▸ Stated task:
Produce a word-for-word copy of the listing below without its pictures.

▸ Supplied information:
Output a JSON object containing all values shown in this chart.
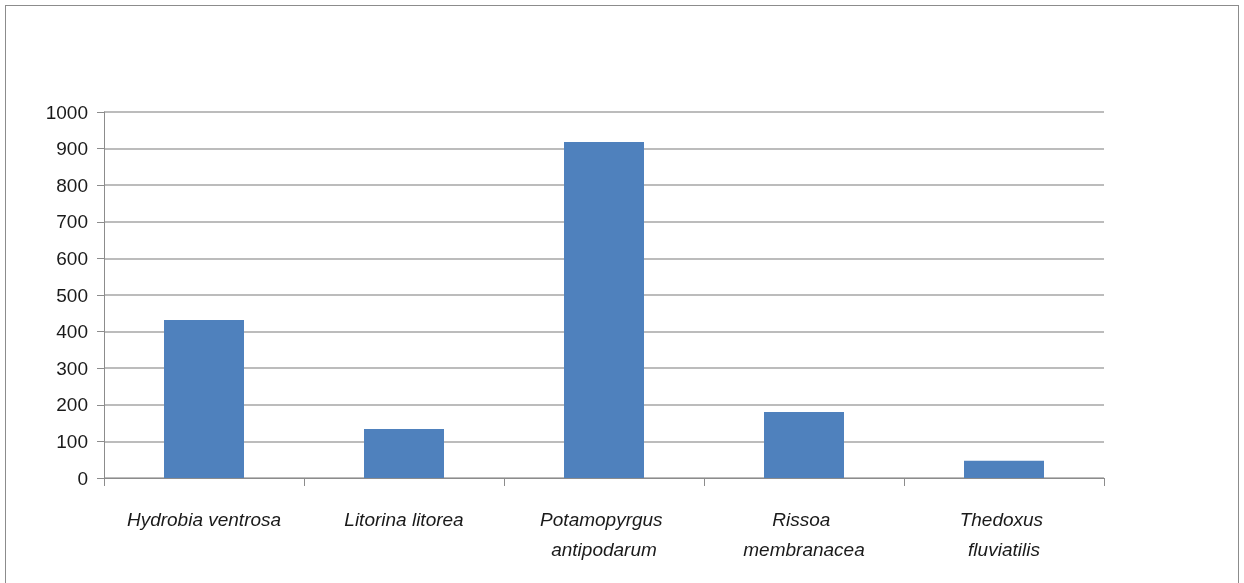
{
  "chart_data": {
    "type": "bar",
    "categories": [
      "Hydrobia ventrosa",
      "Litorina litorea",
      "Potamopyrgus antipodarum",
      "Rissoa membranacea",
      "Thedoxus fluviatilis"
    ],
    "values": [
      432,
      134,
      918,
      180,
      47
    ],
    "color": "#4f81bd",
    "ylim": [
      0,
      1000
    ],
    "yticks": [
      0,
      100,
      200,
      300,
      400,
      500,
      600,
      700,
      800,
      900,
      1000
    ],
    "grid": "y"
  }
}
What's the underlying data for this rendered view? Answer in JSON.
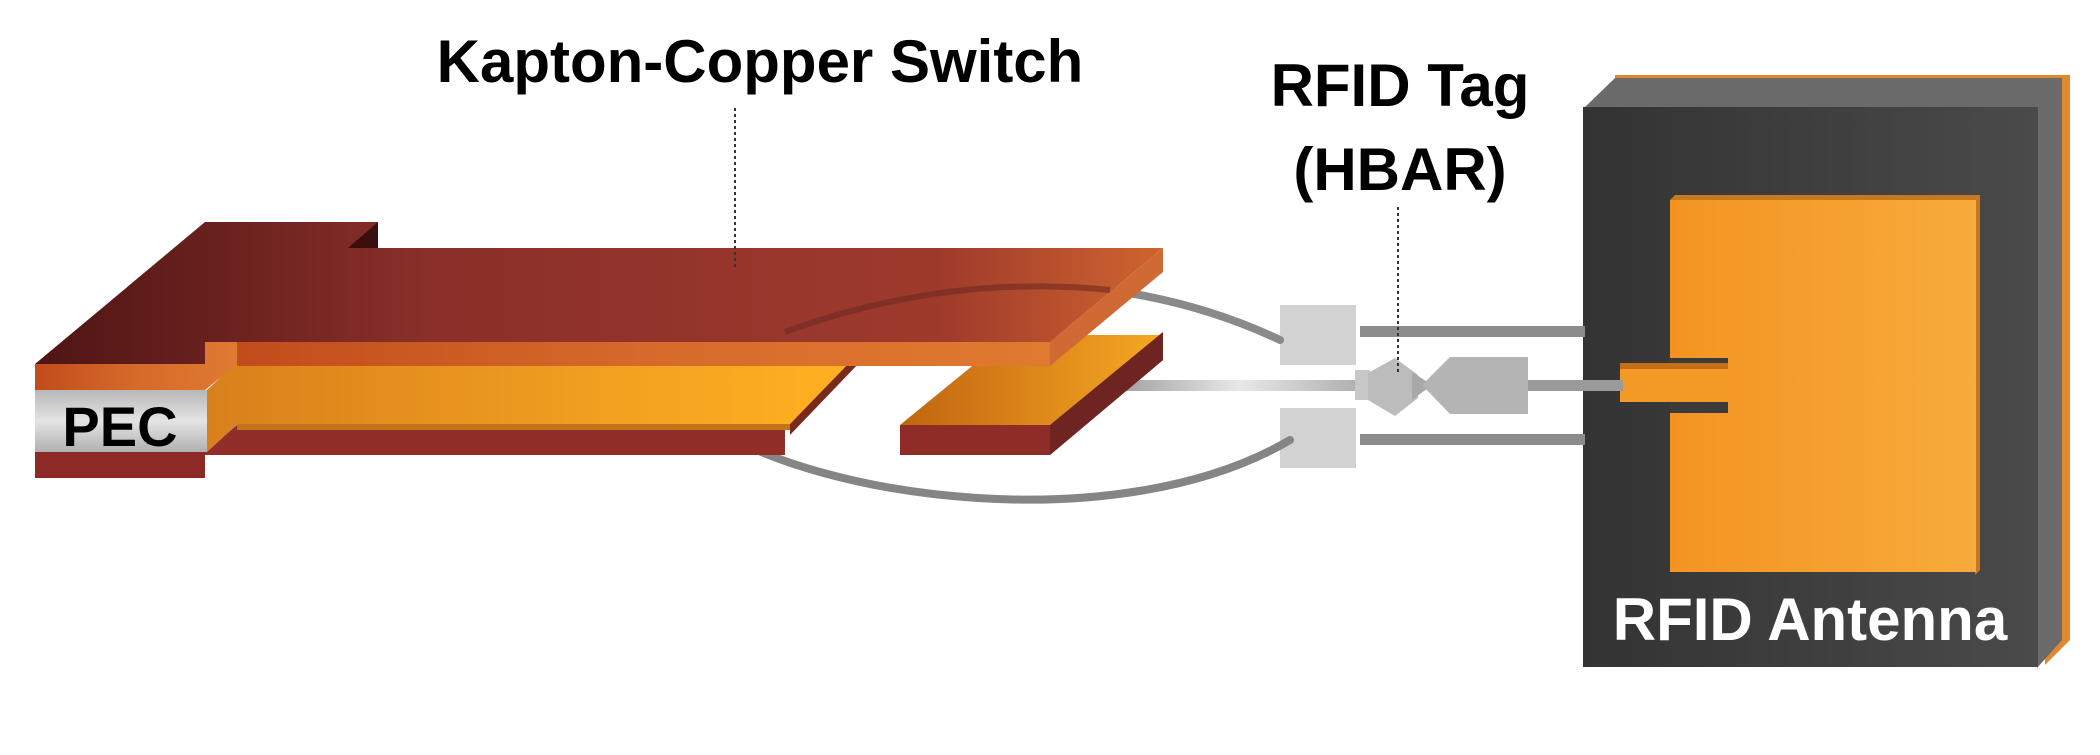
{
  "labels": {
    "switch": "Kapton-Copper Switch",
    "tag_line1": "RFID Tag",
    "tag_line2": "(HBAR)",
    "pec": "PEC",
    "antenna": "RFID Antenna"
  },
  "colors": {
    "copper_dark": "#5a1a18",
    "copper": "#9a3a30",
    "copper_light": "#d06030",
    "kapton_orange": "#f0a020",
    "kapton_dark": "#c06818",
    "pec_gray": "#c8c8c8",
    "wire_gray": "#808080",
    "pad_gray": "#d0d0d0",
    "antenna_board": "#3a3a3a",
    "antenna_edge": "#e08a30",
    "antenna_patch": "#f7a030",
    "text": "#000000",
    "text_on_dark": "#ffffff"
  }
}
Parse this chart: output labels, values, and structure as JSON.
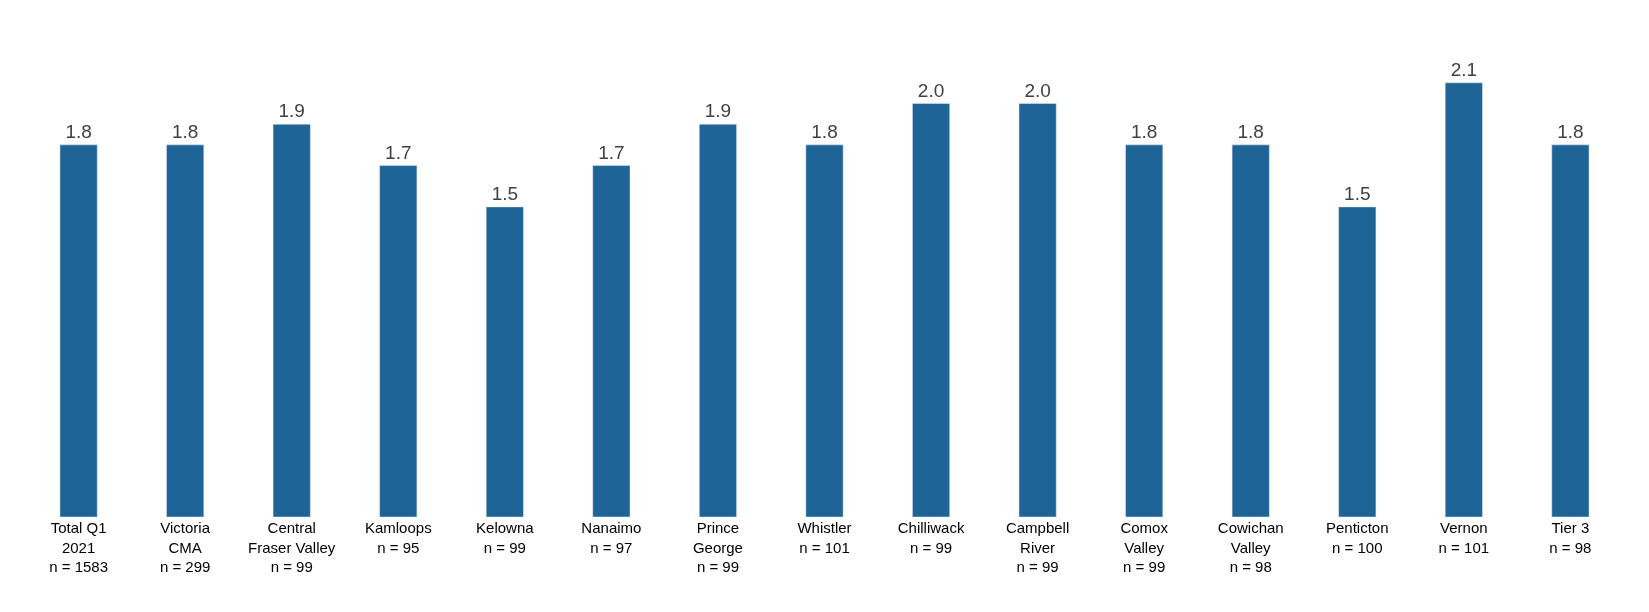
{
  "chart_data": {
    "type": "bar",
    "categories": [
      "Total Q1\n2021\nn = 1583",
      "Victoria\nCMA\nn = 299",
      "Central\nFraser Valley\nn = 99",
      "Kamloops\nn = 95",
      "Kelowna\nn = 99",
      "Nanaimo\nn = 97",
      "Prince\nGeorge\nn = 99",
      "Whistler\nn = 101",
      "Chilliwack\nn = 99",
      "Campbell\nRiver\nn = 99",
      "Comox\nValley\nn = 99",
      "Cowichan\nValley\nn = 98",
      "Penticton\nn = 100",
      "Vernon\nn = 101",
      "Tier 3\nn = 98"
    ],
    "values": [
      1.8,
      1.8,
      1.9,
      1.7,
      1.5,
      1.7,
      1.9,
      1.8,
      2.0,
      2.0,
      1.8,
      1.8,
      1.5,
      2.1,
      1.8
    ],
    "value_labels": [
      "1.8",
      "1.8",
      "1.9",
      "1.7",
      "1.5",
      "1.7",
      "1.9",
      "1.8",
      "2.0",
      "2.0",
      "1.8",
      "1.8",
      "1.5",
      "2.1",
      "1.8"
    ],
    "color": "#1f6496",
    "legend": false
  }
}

▸ Solution for this problem:
Output a JSON object containing all values shown in this chart.
{
  "chart_data": {
    "type": "bar",
    "categories": [
      "Hydrobia ventrosa",
      "Litorina litorea",
      "Potamopyrgus antipodarum",
      "Rissoa membranacea",
      "Thedoxus fluviatilis"
    ],
    "values": [
      432,
      134,
      918,
      180,
      47
    ],
    "color": "#4f81bd",
    "ylim": [
      0,
      1000
    ],
    "yticks": [
      0,
      100,
      200,
      300,
      400,
      500,
      600,
      700,
      800,
      900,
      1000
    ],
    "grid": "y"
  }
}
What's the underlying data for this rendered view? Answer in JSON.
{
  "labels": {
    "switch": "Kapton-Copper Switch",
    "tag_line1": "RFID Tag",
    "tag_line2": "(HBAR)",
    "pec": "PEC",
    "antenna": "RFID Antenna"
  },
  "colors": {
    "copper_dark": "#5a1a18",
    "copper": "#9a3a30",
    "copper_light": "#d06030",
    "kapton_orange": "#f0a020",
    "kapton_dark": "#c06818",
    "pec_gray": "#c8c8c8",
    "wire_gray": "#808080",
    "pad_gray": "#d0d0d0",
    "antenna_board": "#3a3a3a",
    "antenna_edge": "#e08a30",
    "antenna_patch": "#f7a030",
    "text": "#000000",
    "text_on_dark": "#ffffff"
  }
}
Parse this chart: output labels, values, and structure as JSON.
{
  "chart_data": {
    "type": "bar",
    "categories": [
      "Total Q1\n2021\nn = 1583",
      "Victoria\nCMA\nn = 299",
      "Central\nFraser Valley\nn = 99",
      "Kamloops\nn = 95",
      "Kelowna\nn = 99",
      "Nanaimo\nn = 97",
      "Prince\nGeorge\nn = 99",
      "Whistler\nn = 101",
      "Chilliwack\nn = 99",
      "Campbell\nRiver\nn = 99",
      "Comox\nValley\nn = 99",
      "Cowichan\nValley\nn = 98",
      "Penticton\nn = 100",
      "Vernon\nn = 101",
      "Tier 3\nn = 98"
    ],
    "values": [
      1.8,
      1.8,
      1.9,
      1.7,
      1.5,
      1.7,
      1.9,
      1.8,
      2.0,
      2.0,
      1.8,
      1.8,
      1.5,
      2.1,
      1.8
    ],
    "value_labels": [
      "1.8",
      "1.8",
      "1.9",
      "1.7",
      "1.5",
      "1.7",
      "1.9",
      "1.8",
      "2.0",
      "2.0",
      "1.8",
      "1.8",
      "1.5",
      "2.1",
      "1.8"
    ],
    "color": "#1f6496",
    "legend": false
  }
}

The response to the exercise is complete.